- **DIRECTIVE**:
Read through the records below and copy each line that uses the word "complete".

- **SUPPLIED DATA**:
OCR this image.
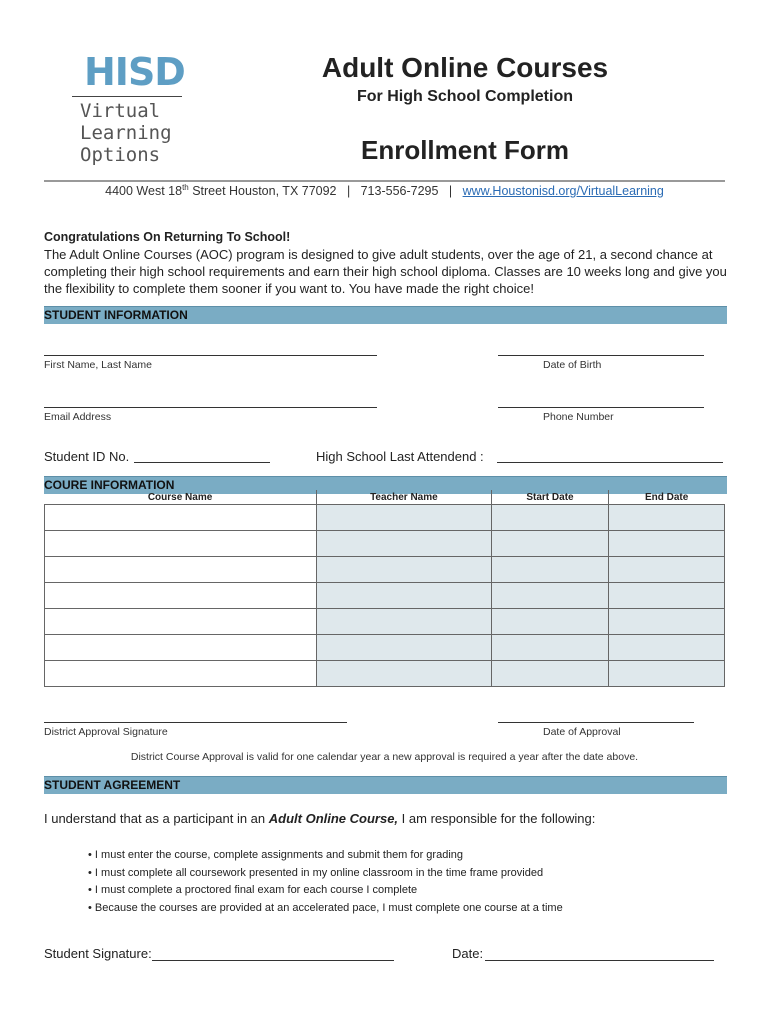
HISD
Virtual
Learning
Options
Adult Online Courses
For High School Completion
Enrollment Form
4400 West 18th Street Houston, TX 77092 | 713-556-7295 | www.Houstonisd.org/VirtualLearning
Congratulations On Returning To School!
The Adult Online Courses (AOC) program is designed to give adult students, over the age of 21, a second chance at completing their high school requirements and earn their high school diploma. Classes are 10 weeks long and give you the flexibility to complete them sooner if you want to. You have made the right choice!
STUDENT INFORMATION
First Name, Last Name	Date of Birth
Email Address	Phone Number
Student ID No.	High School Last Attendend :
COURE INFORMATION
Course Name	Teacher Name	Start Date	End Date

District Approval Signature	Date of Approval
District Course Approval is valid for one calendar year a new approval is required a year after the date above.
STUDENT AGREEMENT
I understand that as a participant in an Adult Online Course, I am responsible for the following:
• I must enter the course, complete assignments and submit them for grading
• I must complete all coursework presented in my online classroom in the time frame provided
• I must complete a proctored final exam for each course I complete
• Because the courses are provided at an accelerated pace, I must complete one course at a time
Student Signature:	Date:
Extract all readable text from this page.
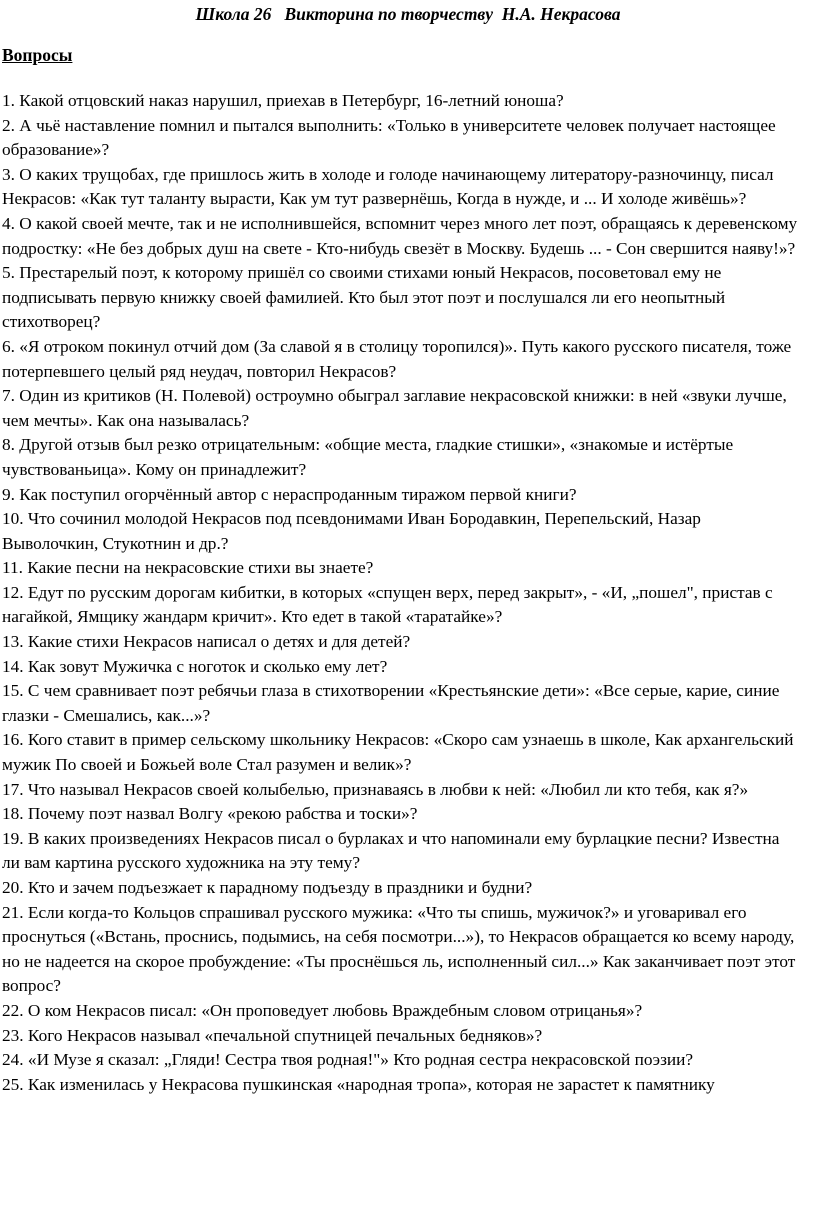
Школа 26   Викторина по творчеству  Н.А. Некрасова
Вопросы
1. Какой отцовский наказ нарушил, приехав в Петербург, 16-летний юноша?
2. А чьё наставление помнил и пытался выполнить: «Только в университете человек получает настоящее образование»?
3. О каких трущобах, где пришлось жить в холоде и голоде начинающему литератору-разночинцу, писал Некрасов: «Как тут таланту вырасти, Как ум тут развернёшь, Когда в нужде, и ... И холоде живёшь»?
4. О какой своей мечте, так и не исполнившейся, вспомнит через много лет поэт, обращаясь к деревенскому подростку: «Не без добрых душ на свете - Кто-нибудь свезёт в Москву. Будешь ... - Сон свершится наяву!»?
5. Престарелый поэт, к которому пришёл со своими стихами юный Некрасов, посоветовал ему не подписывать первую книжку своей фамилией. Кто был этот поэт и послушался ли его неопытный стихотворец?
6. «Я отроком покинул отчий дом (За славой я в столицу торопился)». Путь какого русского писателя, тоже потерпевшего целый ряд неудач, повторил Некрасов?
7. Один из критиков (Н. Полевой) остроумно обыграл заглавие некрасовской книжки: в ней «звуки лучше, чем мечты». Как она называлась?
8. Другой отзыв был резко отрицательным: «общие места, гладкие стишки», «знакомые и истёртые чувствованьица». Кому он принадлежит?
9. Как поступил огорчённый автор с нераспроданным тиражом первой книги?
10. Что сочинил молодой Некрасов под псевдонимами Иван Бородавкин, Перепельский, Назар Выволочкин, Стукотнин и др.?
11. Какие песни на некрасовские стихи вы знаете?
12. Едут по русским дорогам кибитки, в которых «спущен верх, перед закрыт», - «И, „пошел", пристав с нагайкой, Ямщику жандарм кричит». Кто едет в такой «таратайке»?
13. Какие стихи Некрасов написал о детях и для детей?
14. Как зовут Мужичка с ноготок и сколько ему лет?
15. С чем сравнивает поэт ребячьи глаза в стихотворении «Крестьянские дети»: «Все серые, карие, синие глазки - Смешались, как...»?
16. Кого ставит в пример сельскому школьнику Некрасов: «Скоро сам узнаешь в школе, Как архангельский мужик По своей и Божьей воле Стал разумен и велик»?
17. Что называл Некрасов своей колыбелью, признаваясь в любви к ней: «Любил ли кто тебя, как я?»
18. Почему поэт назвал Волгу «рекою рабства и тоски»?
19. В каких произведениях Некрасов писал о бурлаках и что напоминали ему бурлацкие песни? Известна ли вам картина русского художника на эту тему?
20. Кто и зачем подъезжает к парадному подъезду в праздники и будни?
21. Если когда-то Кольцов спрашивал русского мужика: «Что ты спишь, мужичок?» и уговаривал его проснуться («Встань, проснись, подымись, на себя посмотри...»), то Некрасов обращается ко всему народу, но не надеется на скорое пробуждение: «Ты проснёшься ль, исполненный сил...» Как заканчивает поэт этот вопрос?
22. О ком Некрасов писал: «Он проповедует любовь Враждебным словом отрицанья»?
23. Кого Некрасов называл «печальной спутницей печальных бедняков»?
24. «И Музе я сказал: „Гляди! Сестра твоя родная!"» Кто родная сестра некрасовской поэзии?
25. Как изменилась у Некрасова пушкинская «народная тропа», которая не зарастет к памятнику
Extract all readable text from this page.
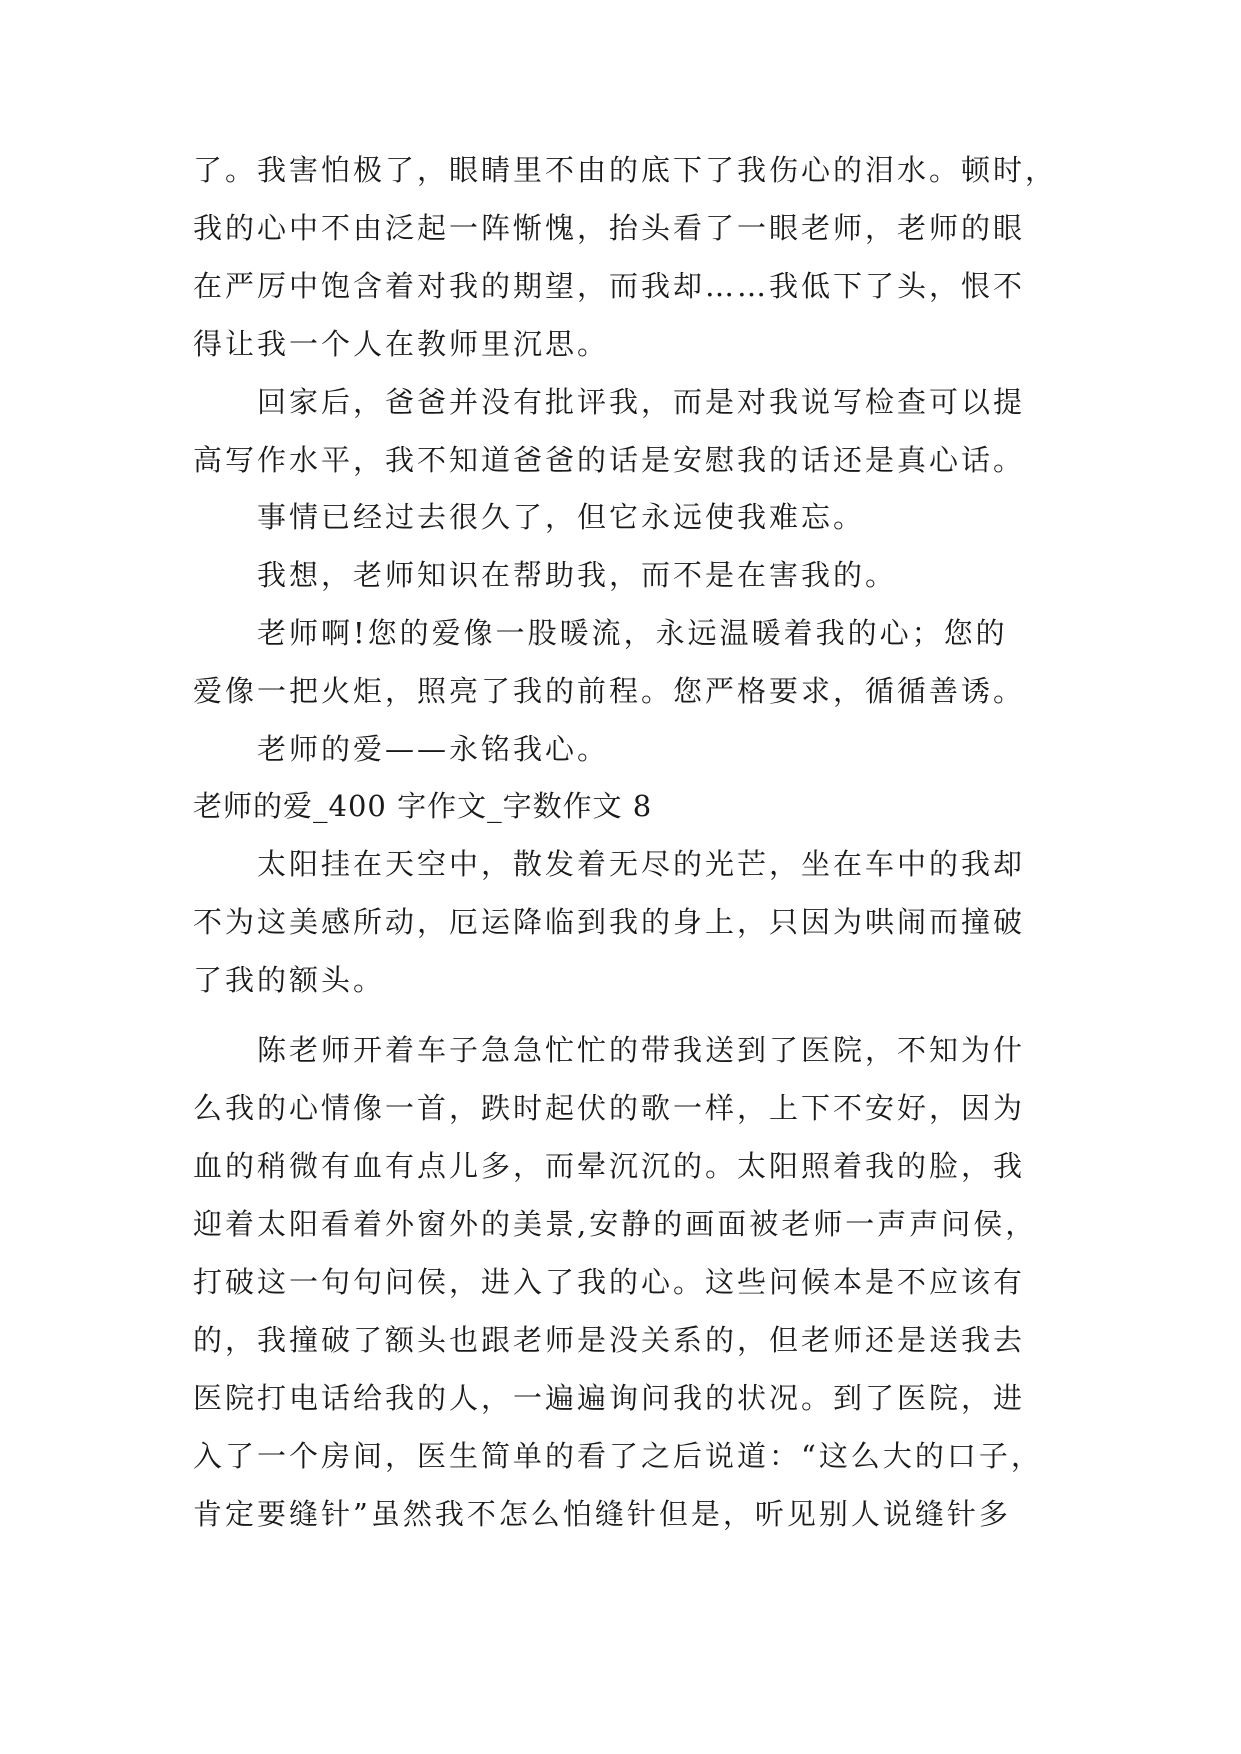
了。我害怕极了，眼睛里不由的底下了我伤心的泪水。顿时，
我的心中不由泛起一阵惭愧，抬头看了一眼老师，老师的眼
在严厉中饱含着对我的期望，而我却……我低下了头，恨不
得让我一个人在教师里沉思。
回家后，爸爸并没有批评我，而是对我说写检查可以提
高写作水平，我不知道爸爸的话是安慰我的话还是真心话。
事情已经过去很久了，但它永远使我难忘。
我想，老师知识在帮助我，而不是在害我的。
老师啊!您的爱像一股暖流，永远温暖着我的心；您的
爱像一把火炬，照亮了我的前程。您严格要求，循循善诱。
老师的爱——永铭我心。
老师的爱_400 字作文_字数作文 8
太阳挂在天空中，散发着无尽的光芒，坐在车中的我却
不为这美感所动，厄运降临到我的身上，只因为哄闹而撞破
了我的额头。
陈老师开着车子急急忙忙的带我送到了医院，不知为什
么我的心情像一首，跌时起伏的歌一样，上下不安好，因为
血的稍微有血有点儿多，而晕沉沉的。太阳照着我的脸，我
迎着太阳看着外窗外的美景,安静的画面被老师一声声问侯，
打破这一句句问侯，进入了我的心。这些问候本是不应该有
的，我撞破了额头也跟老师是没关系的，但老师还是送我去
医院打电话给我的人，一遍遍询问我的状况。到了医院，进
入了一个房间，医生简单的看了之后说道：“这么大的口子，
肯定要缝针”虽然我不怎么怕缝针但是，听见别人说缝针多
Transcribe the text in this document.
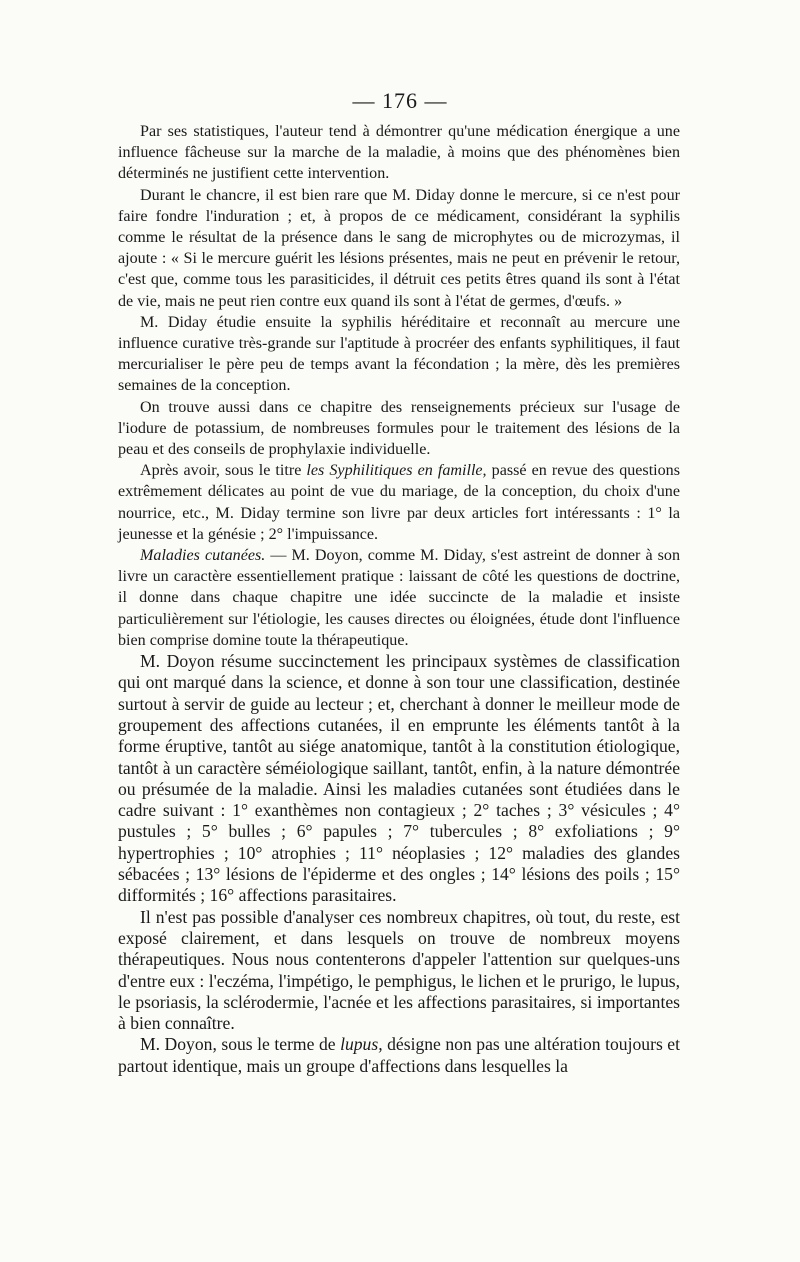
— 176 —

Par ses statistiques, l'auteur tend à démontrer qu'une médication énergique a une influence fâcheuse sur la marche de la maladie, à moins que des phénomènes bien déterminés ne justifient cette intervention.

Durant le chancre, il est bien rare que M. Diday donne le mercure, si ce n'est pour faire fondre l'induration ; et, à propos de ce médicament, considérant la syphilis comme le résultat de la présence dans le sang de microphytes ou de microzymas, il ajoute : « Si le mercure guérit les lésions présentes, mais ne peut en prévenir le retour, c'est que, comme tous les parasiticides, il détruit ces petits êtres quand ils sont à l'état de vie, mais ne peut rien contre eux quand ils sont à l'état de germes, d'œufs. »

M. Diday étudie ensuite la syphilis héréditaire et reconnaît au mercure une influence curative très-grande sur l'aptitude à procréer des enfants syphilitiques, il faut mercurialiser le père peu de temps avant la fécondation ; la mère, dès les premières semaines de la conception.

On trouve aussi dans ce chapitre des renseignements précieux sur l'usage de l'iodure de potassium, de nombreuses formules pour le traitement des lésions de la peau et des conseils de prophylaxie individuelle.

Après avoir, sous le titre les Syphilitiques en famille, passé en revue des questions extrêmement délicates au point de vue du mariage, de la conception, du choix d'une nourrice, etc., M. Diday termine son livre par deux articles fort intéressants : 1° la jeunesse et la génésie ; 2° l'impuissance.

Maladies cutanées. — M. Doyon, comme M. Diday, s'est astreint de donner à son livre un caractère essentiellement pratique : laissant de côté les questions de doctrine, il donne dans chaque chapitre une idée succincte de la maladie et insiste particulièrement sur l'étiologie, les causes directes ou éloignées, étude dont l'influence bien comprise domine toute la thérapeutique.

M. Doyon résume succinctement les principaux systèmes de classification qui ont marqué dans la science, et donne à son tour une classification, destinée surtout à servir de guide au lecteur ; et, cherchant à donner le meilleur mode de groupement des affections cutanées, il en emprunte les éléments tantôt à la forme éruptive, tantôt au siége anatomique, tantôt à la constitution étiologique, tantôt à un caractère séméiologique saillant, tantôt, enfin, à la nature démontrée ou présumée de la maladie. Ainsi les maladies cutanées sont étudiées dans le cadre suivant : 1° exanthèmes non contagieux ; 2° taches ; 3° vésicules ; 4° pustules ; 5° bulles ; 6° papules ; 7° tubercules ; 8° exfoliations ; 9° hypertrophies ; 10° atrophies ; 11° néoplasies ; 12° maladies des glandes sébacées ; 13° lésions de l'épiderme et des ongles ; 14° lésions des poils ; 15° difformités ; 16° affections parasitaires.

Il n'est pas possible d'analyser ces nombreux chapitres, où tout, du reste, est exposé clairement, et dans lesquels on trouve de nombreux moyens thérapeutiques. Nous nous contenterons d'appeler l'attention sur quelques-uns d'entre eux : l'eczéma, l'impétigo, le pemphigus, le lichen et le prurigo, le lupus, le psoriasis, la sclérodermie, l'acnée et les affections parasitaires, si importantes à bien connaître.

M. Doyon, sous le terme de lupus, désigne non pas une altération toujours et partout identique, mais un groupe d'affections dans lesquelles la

- **THE OUTPUT**:
The Adult Online Courses (AOC) program is designed to give adult students, over the age of 21, a second chance at completing their high school requirements and earn their high school diploma. Classes are 10 weeks long and give you the flexibility to complete them sooner if you want to. You have made the right choice!
• I must enter the course, complete assignments and submit them for grading
• I must complete all coursework presented in my online classroom in the time frame provided
• I must complete a proctored final exam for each course I complete
• Because the courses are provided at an accelerated pace, I must complete one course at a time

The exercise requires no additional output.